▶ WHAT NEEDS TO BE DONE:
Copy each line below that contains "STEAL".

* * * * * * *

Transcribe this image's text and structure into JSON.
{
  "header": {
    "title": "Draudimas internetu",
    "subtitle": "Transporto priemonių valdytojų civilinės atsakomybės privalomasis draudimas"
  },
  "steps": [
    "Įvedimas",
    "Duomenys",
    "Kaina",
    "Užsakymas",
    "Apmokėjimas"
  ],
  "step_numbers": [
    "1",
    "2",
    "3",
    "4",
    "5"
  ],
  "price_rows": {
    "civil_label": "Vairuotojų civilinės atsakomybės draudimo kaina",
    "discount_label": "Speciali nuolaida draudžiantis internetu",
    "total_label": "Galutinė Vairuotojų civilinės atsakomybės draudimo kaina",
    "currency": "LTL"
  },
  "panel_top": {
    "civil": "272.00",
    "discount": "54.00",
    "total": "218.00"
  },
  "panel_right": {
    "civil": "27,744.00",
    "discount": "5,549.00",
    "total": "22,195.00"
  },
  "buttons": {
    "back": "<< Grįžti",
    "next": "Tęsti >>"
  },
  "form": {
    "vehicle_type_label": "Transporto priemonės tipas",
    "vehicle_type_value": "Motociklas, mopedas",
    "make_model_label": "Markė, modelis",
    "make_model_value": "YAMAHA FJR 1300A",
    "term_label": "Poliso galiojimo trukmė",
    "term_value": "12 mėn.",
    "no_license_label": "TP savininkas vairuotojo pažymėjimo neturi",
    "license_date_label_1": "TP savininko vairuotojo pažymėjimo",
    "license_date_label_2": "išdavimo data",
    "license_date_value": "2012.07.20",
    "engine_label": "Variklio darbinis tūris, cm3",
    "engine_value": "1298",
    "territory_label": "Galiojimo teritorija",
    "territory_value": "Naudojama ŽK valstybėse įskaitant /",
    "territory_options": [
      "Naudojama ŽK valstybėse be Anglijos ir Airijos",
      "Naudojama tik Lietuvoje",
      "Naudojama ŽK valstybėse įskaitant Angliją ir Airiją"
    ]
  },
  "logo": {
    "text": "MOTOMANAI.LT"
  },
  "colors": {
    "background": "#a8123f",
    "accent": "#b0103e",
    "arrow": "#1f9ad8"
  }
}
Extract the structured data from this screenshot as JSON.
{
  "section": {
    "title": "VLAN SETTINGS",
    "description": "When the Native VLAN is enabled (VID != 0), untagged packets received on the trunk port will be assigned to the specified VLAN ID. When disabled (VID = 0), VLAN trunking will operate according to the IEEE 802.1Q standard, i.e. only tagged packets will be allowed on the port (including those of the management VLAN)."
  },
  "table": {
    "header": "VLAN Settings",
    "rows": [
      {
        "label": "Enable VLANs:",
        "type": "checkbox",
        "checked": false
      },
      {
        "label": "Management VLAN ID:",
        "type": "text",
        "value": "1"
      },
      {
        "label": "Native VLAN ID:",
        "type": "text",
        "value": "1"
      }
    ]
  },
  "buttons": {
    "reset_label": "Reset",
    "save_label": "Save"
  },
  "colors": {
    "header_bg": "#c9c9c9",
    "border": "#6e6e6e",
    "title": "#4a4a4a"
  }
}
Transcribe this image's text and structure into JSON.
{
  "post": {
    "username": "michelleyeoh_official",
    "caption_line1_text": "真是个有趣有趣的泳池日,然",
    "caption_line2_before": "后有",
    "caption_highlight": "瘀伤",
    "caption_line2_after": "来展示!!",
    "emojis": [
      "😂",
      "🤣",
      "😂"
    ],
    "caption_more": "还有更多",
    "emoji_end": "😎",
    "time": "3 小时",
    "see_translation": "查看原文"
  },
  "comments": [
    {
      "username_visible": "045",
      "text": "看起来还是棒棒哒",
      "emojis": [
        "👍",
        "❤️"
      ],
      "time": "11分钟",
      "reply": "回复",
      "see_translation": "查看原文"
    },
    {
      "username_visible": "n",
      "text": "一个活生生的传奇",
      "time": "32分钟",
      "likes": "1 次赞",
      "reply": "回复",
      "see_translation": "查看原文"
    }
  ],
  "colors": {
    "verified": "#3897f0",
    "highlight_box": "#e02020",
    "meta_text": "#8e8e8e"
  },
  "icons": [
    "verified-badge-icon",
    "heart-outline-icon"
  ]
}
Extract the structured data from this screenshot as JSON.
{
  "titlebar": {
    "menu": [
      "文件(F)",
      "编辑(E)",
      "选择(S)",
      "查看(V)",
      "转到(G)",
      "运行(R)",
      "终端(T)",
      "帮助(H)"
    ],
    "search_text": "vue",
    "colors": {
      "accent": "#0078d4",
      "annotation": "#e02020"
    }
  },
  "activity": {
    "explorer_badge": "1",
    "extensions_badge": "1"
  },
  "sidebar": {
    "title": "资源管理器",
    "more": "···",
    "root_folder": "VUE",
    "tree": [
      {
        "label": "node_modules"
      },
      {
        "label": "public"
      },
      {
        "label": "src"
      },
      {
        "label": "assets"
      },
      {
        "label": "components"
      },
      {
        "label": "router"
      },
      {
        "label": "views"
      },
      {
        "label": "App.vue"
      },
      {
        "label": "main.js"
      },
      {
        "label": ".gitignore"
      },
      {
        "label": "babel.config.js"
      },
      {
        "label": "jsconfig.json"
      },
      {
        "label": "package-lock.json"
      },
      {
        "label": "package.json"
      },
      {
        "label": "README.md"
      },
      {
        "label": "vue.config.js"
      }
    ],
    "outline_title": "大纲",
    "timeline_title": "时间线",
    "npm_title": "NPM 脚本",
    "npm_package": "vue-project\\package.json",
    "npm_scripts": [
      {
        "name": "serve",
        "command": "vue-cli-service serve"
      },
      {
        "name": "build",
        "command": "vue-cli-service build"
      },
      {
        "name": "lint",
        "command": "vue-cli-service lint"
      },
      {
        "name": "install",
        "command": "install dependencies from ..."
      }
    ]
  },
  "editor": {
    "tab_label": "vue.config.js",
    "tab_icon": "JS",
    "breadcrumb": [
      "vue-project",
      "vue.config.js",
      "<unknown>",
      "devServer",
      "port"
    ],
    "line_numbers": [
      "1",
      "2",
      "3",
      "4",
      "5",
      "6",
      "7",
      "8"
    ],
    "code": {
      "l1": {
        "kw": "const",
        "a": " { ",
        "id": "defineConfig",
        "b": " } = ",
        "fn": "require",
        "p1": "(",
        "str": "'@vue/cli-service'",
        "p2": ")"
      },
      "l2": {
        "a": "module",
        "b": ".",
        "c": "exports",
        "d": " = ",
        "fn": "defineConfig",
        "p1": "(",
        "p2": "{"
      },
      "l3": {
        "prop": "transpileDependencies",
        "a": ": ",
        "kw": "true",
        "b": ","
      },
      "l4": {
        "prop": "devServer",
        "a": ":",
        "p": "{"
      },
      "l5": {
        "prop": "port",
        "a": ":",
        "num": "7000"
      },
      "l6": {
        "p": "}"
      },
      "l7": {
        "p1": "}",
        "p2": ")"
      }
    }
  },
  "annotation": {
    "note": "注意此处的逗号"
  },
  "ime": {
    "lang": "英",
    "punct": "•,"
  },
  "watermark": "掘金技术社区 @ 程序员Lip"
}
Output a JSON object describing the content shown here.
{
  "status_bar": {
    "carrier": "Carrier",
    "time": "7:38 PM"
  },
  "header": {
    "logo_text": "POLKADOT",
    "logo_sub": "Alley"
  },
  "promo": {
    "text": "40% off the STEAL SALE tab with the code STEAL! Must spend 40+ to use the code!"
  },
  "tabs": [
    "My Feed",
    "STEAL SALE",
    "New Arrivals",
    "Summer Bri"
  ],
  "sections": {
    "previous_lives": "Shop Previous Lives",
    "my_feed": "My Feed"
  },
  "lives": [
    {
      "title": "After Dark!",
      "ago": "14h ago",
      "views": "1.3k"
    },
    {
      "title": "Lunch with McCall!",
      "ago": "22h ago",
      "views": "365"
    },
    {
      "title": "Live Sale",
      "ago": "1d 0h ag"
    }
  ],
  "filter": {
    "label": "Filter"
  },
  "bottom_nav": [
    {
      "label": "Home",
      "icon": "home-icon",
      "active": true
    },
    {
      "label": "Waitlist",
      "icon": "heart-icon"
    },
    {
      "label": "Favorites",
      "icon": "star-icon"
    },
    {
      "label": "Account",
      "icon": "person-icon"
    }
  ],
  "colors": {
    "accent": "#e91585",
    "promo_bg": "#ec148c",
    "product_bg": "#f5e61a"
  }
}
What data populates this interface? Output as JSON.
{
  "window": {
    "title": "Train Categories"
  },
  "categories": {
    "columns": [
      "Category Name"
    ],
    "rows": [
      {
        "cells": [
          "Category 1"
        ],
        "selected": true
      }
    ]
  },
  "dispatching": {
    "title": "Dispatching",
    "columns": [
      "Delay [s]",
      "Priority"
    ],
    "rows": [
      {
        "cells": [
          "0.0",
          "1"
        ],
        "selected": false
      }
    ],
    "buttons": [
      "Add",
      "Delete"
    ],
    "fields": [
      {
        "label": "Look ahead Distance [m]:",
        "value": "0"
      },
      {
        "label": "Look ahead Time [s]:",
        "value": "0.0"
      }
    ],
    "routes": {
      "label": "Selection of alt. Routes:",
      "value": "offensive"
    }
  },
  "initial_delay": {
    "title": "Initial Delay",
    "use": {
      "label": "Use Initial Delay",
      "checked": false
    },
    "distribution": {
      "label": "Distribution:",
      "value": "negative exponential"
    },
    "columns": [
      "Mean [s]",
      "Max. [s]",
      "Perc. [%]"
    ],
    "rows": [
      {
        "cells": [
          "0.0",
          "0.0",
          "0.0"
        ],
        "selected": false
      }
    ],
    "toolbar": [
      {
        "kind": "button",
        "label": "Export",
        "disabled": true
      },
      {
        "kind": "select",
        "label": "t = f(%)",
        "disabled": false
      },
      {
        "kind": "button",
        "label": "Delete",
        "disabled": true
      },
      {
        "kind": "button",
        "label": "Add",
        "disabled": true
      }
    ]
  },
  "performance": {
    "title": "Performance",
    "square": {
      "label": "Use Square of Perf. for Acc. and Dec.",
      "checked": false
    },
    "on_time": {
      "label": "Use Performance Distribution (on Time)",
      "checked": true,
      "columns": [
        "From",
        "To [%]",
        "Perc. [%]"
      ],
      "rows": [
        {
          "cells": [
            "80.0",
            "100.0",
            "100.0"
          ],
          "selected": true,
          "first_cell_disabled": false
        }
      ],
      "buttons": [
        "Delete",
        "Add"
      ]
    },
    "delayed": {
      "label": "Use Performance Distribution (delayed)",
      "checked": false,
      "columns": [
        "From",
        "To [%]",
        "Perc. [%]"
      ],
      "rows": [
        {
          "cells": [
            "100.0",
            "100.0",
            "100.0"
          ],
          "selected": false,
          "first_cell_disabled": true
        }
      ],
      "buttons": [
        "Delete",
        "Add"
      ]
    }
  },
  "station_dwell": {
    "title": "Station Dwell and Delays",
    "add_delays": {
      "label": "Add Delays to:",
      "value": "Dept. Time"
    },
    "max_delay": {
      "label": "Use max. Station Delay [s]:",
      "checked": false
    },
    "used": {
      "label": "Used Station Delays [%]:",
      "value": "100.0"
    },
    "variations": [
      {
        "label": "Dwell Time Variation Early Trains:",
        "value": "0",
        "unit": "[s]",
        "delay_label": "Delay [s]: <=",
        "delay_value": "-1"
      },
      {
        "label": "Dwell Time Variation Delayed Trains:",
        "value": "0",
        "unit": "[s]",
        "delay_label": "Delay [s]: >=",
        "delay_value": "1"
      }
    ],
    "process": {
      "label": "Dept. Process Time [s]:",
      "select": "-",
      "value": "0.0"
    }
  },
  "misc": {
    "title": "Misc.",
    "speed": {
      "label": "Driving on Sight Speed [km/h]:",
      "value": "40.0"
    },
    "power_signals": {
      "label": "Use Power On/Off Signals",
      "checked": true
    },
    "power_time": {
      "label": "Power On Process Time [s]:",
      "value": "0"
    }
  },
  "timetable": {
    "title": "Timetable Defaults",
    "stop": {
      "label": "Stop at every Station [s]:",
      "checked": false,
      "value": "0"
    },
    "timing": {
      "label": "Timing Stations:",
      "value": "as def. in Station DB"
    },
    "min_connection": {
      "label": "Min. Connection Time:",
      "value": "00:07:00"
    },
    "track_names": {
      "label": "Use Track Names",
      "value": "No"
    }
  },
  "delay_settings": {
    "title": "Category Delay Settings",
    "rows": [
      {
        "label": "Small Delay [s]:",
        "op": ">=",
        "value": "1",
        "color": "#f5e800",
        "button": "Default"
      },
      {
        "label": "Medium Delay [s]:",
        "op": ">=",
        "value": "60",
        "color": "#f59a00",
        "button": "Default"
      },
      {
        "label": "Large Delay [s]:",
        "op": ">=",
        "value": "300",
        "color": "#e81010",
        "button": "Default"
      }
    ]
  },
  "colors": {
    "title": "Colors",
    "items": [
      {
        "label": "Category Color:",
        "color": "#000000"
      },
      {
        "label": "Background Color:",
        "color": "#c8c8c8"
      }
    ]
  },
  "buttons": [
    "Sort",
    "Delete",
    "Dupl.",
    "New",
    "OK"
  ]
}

* * * * * * *

▶ CORRECT ANSWER:
    "text": "40% off the STEAL SALE tab with the code STEAL! Must spend 40+ to use the code!"
    "STEAL SALE",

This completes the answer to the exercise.